Goal:
From the entries below, extract every line that includes the word "iusto".

Input for this task:
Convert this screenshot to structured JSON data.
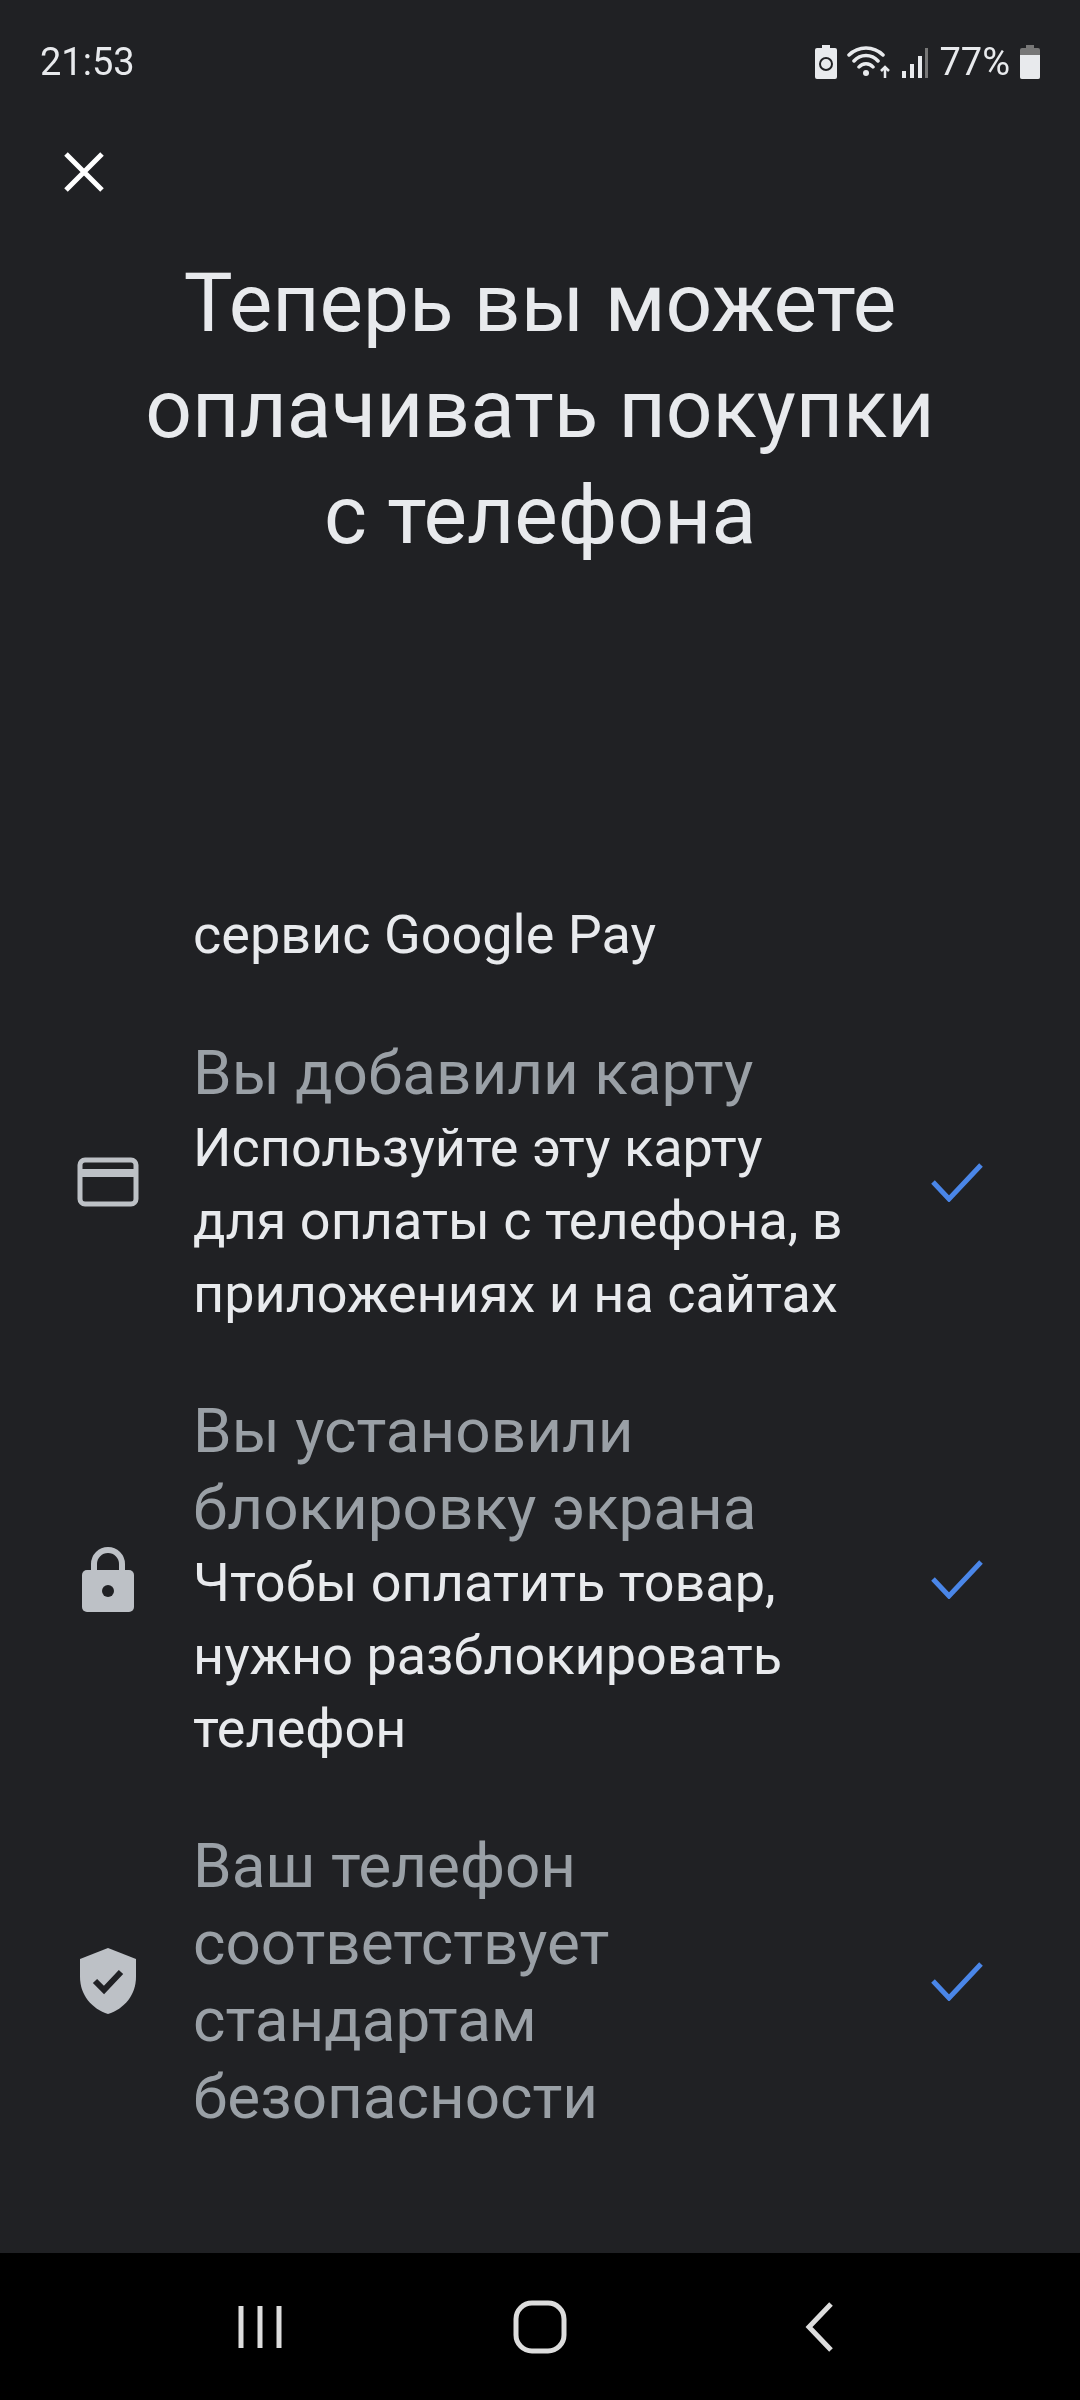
{
  "status_bar": {
    "time": "21:53",
    "battery": "77%"
  },
  "title": "Теперь вы можете\nоплачивать покупки\nс телефона",
  "partial_text": "сервис Google Pay",
  "steps": [
    {
      "kind": "card",
      "title": "Вы добавили карту",
      "description": "Используйте эту карту\nдля оплаты с телефона, в\nприложениях и на сайтах",
      "checked": true
    },
    {
      "kind": "lock",
      "title": "Вы установили\nблокировку экрана",
      "description": "Чтобы оплатить товар,\nнужно разблокировать\nтелефон",
      "checked": true
    },
    {
      "kind": "shield",
      "title": "Ваш телефон\nсоответствует\nстандартам\nбезопасности",
      "checked": true
    }
  ]
}
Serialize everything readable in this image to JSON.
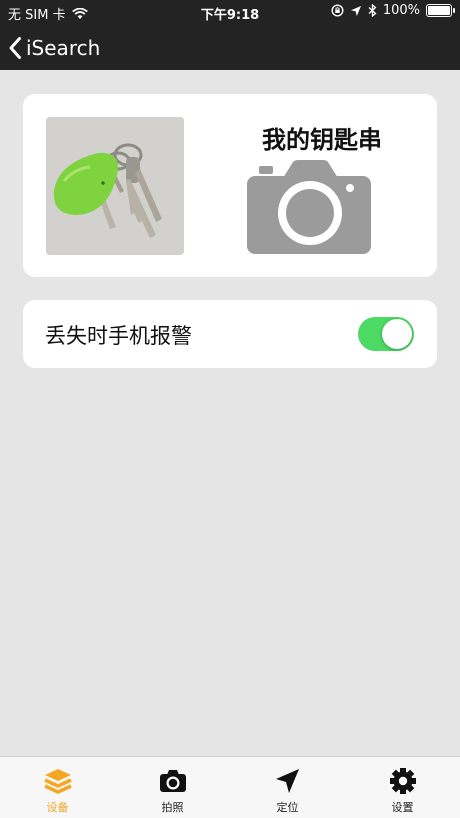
{
  "status_bar": {
    "carrier": "无 SIM 卡",
    "time": "下午9:18",
    "battery": "100%"
  },
  "nav": {
    "back_title": "iSearch"
  },
  "device_card": {
    "name": "我的钥匙串"
  },
  "alarm": {
    "label": "丢失时手机报警",
    "enabled": true
  },
  "tabs": [
    {
      "label": "设备",
      "icon": "layers-icon",
      "active": true
    },
    {
      "label": "拍照",
      "icon": "camera-icon",
      "active": false
    },
    {
      "label": "定位",
      "icon": "location-arrow-icon",
      "active": false
    },
    {
      "label": "设置",
      "icon": "gear-icon",
      "active": false
    }
  ],
  "colors": {
    "accent": "#f5a623",
    "toggle_on": "#4cd964",
    "nav_bg": "#232323",
    "page_bg": "#e5e5e5"
  }
}
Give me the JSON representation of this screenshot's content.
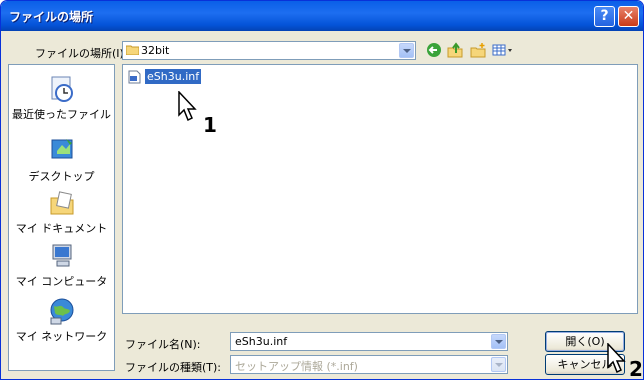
{
  "dialog": {
    "title": "ファイルの場所",
    "help_label": "?",
    "close_label": "✕"
  },
  "location": {
    "label": "ファイルの場所(I):",
    "value": "32bit"
  },
  "places": [
    {
      "label": "最近使ったファイル",
      "icon": "recent-documents-icon"
    },
    {
      "label": "デスクトップ",
      "icon": "desktop-icon"
    },
    {
      "label": "マイ ドキュメント",
      "icon": "my-documents-icon"
    },
    {
      "label": "マイ コンピュータ",
      "icon": "my-computer-icon"
    },
    {
      "label": "マイ ネットワーク",
      "icon": "my-network-icon"
    }
  ],
  "files": [
    {
      "name": "eSh3u.inf",
      "selected": true
    }
  ],
  "filename": {
    "label": "ファイル名(N):",
    "value": "eSh3u.inf"
  },
  "filetype": {
    "label": "ファイルの種類(T):",
    "value": "セットアップ情報 (*.inf)"
  },
  "buttons": {
    "open": "開く(O)",
    "cancel": "キャンセル"
  },
  "callouts": {
    "one": "1",
    "two": "2"
  },
  "colors": {
    "titlebar": "#0a5fe8",
    "selection": "#316ac5"
  }
}
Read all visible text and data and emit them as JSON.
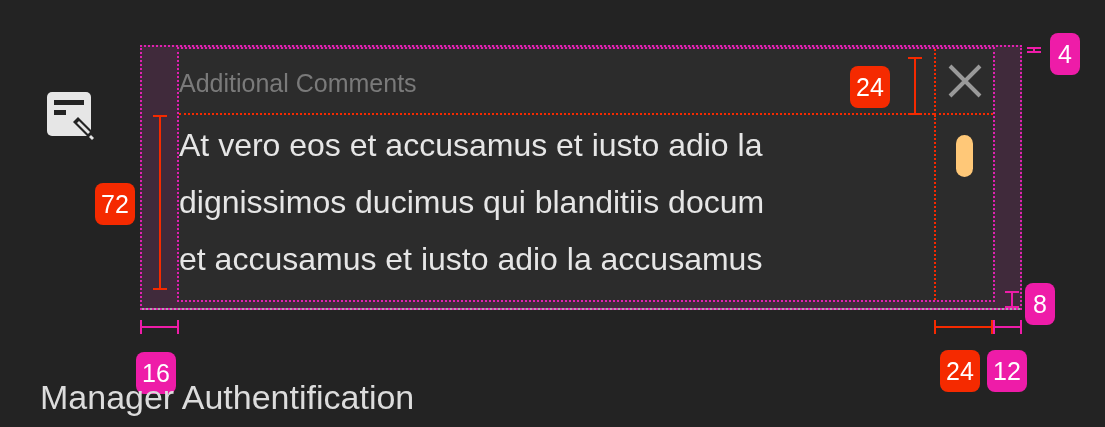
{
  "field": {
    "label": "Additional Comments",
    "value_lines": [
      "At vero eos et accusamus et iusto adio la",
      "dignissimos ducimus qui blanditiis docum",
      "et accusamus et iusto adio la accusamus"
    ],
    "clear_button": true,
    "scrollbar": true
  },
  "annotations": [
    {
      "value": "4",
      "color": "#ee1ca8"
    },
    {
      "value": "24",
      "color": "#f52a00"
    },
    {
      "value": "72",
      "color": "#f52a00"
    },
    {
      "value": "8",
      "color": "#ee1ca8"
    },
    {
      "value": "16",
      "color": "#ee1ca8"
    },
    {
      "value": "24",
      "color": "#f52a00"
    },
    {
      "value": "12",
      "color": "#ee1ca8"
    }
  ],
  "section_title": "Manager Authentification"
}
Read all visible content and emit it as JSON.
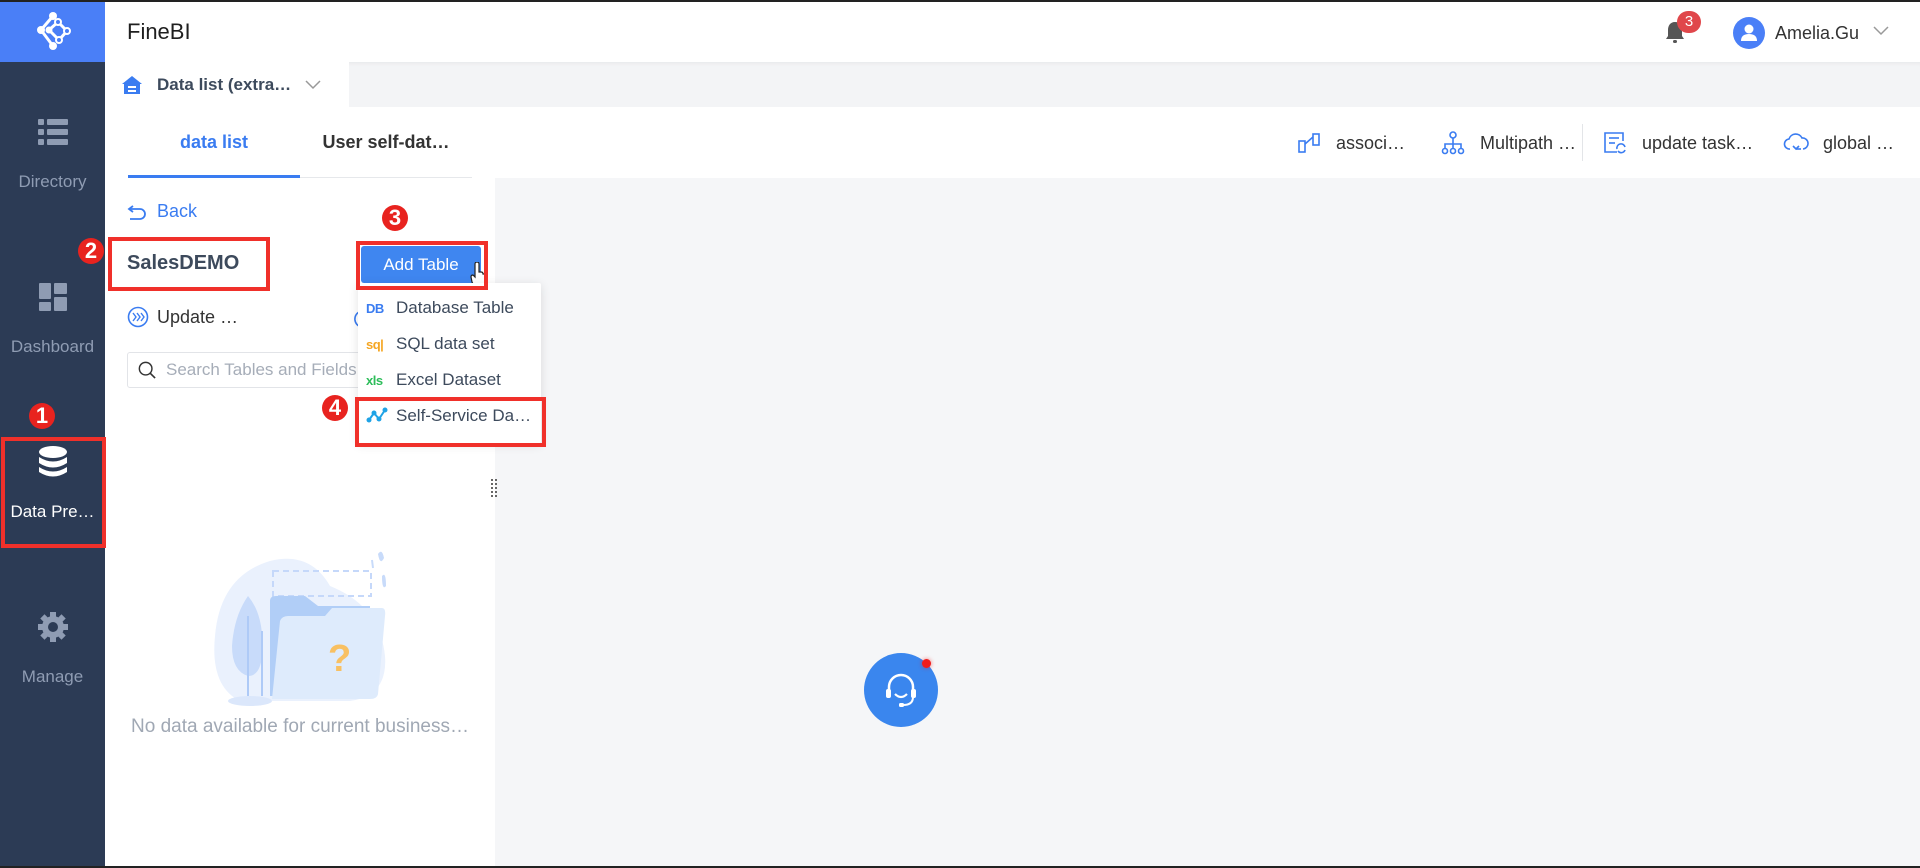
{
  "app": {
    "title": "FineBI"
  },
  "header": {
    "notifications_count": "3",
    "user_name": "Amelia.Gu"
  },
  "sidebar": {
    "items": [
      {
        "label": "Directory",
        "icon": "list-icon",
        "active": false
      },
      {
        "label": "Dashboard",
        "icon": "dashboard-grid-icon",
        "active": false
      },
      {
        "label": "Data Pre…",
        "icon": "database-icon",
        "active": true
      },
      {
        "label": "Manage",
        "icon": "gear-icon",
        "active": false
      }
    ]
  },
  "breadcrumb": {
    "label": "Data list (extra…",
    "icon": "home-icon"
  },
  "tabs": [
    {
      "label": "data list",
      "active": true
    },
    {
      "label": "User self-dat…",
      "active": false
    }
  ],
  "toolbar": {
    "items": [
      {
        "label": "associ…",
        "icon": "association-icon"
      },
      {
        "label": "Multipath …",
        "icon": "hierarchy-icon"
      },
      {
        "label": "update task…",
        "icon": "update-task-icon"
      },
      {
        "label": "global …",
        "icon": "cloud-refresh-icon"
      }
    ]
  },
  "left_panel": {
    "back_label": "Back",
    "package_title": "SalesDEMO",
    "add_table_label": "Add Table",
    "update_label": "Update …",
    "search": {
      "placeholder": "Search Tables and Fields",
      "value": ""
    },
    "empty_text": "No data available for current business…"
  },
  "add_table_menu": {
    "items": [
      {
        "label": "Database Table",
        "icon_text": "DB",
        "color": "#3a7cf1"
      },
      {
        "label": "SQL data set",
        "icon_text": "sq|",
        "color": "#f5a623"
      },
      {
        "label": "Excel Dataset",
        "icon_text": "xls",
        "color": "#2dbd5a"
      },
      {
        "label": "Self-Service Da…",
        "icon_text": "",
        "color": "#1fa3e6"
      }
    ]
  },
  "annotations": [
    "1",
    "2",
    "3",
    "4"
  ],
  "colors": {
    "brand": "#4a7ff7",
    "sidebar_bg": "#2c3b55",
    "primary_button": "#3f86f0",
    "annotation_red": "#f0302a",
    "badge_red": "#e0474b"
  }
}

Solution below:
      "At vero eos et accusamus et iusto adio la",
      "et accusamus et iusto adio la accusamus"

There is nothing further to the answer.